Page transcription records
---------------

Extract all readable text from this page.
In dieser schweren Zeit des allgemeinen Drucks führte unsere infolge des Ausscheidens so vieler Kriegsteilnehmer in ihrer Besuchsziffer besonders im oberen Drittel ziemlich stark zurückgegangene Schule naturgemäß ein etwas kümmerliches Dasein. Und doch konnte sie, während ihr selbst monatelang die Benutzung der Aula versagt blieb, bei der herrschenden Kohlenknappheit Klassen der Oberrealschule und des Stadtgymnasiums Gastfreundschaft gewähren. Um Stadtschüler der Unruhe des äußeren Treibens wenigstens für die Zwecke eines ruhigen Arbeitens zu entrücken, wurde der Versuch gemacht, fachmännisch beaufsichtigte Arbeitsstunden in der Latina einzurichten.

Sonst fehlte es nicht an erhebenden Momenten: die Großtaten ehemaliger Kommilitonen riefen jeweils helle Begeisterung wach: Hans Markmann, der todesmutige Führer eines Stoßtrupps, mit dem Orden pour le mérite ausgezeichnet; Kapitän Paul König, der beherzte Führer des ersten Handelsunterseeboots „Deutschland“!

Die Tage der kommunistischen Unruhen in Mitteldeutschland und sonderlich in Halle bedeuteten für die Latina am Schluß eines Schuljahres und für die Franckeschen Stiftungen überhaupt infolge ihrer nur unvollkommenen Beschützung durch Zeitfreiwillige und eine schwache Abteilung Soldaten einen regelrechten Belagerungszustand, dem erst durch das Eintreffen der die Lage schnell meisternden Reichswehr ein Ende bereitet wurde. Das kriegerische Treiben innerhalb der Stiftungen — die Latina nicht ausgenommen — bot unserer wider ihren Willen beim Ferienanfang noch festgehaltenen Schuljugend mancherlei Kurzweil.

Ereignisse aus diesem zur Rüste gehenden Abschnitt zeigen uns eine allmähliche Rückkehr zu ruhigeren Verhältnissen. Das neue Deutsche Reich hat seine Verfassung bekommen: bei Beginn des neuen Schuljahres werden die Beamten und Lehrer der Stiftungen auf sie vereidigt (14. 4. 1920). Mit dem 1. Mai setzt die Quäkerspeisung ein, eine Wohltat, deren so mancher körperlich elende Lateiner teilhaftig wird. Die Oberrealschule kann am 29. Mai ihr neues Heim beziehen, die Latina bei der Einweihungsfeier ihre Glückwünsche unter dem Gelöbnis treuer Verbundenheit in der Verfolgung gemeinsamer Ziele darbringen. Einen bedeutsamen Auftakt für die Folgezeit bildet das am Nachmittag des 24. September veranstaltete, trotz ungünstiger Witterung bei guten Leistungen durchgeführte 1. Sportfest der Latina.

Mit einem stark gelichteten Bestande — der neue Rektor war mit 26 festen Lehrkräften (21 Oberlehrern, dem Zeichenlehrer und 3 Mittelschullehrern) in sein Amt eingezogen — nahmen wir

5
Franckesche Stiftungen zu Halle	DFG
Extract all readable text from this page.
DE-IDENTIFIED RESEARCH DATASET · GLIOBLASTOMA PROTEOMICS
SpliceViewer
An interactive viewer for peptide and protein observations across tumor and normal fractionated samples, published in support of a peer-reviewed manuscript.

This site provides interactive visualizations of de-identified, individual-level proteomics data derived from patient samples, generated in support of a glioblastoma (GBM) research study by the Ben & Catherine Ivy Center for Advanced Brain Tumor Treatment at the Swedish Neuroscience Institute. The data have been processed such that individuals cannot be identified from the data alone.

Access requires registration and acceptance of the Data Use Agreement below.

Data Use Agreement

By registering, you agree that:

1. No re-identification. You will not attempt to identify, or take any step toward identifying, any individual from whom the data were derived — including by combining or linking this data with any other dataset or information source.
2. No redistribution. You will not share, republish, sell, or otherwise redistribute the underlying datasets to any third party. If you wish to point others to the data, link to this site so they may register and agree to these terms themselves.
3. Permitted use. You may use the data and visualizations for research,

---------------

◆ WHAT TO PRODUCE ◆
Lines holding the word "interactive" are the answer; copy every one from the records above.

◆ TASK SOLUTION ◆
An interactive viewer for peptide and protein observations across tumor and normal fractionated samples, published in support of a peer-reviewed manuscript.
This site provides interactive visualizations of de-identified, individual-level proteomics data derived from patient samples, generated in support of a glioblastoma (GBM) research study by the Ben & Catherine Ivy Center for Advanced Brain Tumor Treatment at the Swedish Neuroscience Institute. The data have been processed such that individuals cannot be identified from the data alone.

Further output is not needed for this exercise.